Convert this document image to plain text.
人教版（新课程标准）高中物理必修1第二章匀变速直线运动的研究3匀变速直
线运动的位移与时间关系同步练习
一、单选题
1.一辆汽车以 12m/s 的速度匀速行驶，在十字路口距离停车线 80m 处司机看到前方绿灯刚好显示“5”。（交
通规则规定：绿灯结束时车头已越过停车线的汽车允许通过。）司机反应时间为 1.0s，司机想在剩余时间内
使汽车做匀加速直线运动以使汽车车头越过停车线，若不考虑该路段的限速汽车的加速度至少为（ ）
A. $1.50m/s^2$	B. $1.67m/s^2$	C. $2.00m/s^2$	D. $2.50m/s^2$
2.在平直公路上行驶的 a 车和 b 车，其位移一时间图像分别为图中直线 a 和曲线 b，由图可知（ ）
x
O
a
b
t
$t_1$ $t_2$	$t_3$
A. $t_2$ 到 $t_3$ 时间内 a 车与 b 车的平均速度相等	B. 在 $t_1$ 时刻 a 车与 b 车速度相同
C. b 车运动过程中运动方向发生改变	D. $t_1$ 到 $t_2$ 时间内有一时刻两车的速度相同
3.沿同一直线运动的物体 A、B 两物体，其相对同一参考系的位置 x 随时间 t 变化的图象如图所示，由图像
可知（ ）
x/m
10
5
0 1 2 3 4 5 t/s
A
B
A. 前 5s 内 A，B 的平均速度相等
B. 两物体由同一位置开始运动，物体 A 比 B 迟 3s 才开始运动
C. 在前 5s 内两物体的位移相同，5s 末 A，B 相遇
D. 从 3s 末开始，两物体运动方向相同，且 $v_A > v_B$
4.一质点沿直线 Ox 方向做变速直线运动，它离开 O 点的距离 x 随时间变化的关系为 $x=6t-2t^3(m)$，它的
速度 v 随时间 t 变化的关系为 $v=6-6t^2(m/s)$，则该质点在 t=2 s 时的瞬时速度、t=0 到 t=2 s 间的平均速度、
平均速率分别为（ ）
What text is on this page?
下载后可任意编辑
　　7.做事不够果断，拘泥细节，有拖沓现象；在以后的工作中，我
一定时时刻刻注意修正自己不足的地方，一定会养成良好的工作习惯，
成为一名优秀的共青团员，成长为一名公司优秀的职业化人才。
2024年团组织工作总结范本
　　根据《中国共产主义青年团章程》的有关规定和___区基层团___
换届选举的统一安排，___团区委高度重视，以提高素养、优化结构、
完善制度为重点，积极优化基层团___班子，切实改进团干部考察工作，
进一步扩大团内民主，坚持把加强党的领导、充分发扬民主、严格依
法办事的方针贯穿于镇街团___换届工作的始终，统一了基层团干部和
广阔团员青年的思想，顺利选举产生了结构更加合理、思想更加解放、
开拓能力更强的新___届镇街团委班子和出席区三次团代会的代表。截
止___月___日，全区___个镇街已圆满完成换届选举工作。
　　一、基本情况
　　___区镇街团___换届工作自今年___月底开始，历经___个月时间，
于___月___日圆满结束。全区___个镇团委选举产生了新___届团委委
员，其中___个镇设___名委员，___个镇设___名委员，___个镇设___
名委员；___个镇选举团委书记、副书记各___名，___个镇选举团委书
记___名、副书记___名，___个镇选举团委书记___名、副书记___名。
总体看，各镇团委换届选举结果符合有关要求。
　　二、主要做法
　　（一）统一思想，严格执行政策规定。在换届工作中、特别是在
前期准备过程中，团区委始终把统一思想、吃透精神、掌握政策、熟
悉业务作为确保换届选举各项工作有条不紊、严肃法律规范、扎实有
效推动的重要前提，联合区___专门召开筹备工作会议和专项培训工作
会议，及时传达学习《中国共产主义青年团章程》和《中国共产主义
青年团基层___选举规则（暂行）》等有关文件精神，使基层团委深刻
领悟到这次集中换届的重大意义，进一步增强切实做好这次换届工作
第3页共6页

..............................

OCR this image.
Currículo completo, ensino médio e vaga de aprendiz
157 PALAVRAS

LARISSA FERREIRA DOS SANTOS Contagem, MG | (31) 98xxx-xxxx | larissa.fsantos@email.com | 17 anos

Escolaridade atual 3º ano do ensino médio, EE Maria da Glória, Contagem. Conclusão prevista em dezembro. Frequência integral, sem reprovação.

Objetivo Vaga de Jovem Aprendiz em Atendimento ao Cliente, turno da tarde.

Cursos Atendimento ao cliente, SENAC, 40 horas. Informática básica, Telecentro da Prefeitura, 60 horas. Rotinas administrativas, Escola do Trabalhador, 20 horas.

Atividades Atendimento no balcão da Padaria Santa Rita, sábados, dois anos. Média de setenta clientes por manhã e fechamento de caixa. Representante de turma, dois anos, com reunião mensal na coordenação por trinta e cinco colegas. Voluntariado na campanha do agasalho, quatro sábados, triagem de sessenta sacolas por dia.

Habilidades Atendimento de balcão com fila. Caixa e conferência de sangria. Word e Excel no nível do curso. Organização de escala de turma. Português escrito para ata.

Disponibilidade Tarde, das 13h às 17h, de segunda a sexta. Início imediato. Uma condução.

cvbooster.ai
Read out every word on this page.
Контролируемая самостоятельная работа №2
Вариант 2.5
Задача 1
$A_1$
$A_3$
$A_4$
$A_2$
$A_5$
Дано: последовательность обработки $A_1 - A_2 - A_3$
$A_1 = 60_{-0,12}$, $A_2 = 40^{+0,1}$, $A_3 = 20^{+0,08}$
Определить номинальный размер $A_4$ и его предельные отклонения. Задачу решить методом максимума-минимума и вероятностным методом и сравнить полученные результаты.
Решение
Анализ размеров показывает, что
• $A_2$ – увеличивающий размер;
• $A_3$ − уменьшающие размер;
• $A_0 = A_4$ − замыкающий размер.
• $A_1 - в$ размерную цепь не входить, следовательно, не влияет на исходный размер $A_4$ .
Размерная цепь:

..............................

Count how many lines in the data contain the word "page", giving the number without comment.

**SOLUTION:**
2